Do this » Reproduce the review of Dead Upon a Time below in full, word for word.

Selected passage »
Wednesday, November 18, 2015

Dead Upon a Time by Elizabeth Paulson: Book Review



Dead Upon a Time
Author: Elizabeth Paulson
Publisher: Scholastic Press, 2015
Age: 12 up, Young Adult
Pages: 211

 

Once upon a time there was a young woman named Kate Wood, who took food baskets to Nan (her grandmother) in the woods, fought off wolves, and like Nan, was “uncommon.” Shunned by the Shepherd Grove villagers because of her family’s magical powers, Kate is desperate for help when Nan disappears. Her one clue is the strange tapestry that Nan left behind, with terrible scenes of suffering stitched into the fabric showing children imprisoned in cell blocks.

Extracted data »

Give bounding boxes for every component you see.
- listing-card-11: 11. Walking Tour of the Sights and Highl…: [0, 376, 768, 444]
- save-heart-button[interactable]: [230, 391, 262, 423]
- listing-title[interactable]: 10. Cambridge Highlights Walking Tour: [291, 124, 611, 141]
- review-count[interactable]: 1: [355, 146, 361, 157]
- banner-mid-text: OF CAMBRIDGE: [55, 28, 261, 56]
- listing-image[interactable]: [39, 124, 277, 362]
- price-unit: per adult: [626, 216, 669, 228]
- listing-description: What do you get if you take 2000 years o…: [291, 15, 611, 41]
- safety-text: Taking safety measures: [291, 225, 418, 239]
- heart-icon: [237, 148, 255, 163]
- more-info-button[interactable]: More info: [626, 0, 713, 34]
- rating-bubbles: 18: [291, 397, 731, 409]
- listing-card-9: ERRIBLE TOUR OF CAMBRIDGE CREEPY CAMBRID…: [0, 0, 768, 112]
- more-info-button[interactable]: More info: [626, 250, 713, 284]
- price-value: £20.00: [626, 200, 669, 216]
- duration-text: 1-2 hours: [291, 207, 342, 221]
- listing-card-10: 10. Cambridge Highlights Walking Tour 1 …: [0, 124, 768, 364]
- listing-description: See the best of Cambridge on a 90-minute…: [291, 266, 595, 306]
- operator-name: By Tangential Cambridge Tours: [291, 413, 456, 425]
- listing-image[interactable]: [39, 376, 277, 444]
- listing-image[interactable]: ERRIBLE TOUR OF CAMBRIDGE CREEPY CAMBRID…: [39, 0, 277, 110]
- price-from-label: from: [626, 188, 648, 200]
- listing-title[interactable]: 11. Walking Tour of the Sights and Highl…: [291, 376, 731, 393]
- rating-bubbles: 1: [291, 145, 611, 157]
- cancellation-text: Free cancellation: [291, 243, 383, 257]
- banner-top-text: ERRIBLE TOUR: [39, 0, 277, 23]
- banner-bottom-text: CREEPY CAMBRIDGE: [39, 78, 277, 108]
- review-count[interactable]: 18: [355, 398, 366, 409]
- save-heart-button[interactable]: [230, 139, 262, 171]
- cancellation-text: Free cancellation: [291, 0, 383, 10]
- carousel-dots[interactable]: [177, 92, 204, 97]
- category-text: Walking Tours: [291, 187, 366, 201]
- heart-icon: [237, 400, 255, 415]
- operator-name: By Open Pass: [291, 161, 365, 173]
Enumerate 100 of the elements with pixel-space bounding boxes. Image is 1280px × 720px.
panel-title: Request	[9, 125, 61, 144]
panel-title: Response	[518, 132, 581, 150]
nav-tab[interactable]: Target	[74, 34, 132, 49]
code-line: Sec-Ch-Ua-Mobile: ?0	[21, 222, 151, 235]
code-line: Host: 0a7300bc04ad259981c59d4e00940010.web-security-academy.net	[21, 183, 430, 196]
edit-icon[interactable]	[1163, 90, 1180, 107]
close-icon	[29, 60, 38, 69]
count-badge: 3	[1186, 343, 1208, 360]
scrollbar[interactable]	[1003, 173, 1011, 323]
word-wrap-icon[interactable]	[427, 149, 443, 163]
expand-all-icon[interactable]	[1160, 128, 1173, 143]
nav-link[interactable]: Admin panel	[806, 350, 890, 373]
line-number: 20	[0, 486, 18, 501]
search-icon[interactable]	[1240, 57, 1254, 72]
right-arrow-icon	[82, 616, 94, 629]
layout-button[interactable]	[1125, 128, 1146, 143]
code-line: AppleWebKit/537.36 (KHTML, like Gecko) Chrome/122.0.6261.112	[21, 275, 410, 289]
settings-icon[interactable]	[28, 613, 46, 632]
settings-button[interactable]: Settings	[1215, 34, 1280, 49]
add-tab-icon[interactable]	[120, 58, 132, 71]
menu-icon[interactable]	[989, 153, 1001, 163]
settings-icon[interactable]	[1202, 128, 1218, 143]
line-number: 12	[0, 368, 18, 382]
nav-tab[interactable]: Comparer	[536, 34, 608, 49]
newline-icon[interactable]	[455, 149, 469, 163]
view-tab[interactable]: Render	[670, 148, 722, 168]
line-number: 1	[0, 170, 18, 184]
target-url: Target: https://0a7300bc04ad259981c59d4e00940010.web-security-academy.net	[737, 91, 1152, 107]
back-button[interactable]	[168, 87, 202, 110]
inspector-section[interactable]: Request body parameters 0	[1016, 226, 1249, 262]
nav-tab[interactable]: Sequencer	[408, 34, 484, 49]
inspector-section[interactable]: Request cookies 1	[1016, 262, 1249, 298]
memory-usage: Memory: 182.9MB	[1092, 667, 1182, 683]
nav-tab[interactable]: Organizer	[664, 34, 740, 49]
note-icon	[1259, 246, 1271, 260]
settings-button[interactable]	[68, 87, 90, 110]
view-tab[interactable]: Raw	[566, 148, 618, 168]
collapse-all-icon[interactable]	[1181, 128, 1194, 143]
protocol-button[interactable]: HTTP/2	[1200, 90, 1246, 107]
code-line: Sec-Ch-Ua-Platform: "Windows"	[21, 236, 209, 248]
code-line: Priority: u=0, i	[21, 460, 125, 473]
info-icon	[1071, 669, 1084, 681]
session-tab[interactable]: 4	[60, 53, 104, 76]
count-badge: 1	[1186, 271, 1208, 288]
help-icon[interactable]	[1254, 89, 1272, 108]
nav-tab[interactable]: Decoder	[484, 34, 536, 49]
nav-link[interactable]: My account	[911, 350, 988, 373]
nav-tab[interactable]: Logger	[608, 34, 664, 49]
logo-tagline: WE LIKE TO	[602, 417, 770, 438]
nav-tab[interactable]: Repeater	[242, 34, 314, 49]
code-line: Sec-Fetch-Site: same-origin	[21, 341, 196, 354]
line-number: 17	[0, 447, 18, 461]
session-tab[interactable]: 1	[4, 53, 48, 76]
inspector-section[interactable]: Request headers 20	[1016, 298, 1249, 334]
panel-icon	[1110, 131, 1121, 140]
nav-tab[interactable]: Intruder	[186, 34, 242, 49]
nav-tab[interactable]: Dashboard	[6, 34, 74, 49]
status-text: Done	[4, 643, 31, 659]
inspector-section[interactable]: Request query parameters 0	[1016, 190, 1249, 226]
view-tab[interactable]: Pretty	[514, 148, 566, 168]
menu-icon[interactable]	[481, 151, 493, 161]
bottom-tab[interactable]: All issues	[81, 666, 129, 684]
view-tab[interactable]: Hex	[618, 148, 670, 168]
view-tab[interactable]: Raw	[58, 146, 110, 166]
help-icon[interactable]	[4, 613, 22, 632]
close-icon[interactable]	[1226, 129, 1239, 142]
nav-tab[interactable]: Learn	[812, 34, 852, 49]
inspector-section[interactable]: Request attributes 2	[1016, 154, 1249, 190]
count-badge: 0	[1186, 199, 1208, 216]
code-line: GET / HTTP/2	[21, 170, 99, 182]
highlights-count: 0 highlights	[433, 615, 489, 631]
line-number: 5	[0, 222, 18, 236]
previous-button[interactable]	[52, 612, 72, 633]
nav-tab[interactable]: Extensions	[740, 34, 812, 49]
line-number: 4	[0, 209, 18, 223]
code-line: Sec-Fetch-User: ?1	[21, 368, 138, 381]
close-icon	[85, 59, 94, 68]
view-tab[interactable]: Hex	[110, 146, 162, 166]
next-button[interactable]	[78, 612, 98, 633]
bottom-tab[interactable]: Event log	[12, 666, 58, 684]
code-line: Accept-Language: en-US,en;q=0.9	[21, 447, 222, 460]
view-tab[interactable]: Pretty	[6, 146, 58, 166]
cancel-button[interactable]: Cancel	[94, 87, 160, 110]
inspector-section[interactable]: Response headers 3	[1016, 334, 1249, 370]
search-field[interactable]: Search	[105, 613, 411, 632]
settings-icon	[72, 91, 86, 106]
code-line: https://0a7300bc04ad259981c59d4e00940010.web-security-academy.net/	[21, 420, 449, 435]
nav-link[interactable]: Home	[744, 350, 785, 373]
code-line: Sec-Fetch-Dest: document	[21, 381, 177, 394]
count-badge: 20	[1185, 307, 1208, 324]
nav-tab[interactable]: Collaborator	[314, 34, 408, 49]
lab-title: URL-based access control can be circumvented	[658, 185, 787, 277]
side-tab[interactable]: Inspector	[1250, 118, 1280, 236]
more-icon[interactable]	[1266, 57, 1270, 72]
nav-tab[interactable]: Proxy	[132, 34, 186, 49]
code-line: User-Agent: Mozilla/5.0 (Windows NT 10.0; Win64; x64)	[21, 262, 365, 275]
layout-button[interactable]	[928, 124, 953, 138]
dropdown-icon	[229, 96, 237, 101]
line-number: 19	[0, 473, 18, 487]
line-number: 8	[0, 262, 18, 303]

Task solution »
Wednesday, November 18, 2015

Dead Upon a Time by Elizabeth Paulson: Book Review



Dead Upon a Time
Author: Elizabeth Paulson
Publisher: Scholastic Press, 2015
Age: 12 up, Young Adult
Pages: 211

 

Once upon a time there was a young woman named Kate Wood, who took food baskets to Nan (her grandmother) in the woods, fought off wolves, and like Nan, was “uncommon.” Shunned by the Shepherd Grove villagers because of her family’s magical powers, Kate is desperate for help when Nan disappears. Her one clue is the strange tapestry that Nan left behind, with terrible scenes of suffering stitched into the fabric showing children imprisoned in cell blocks.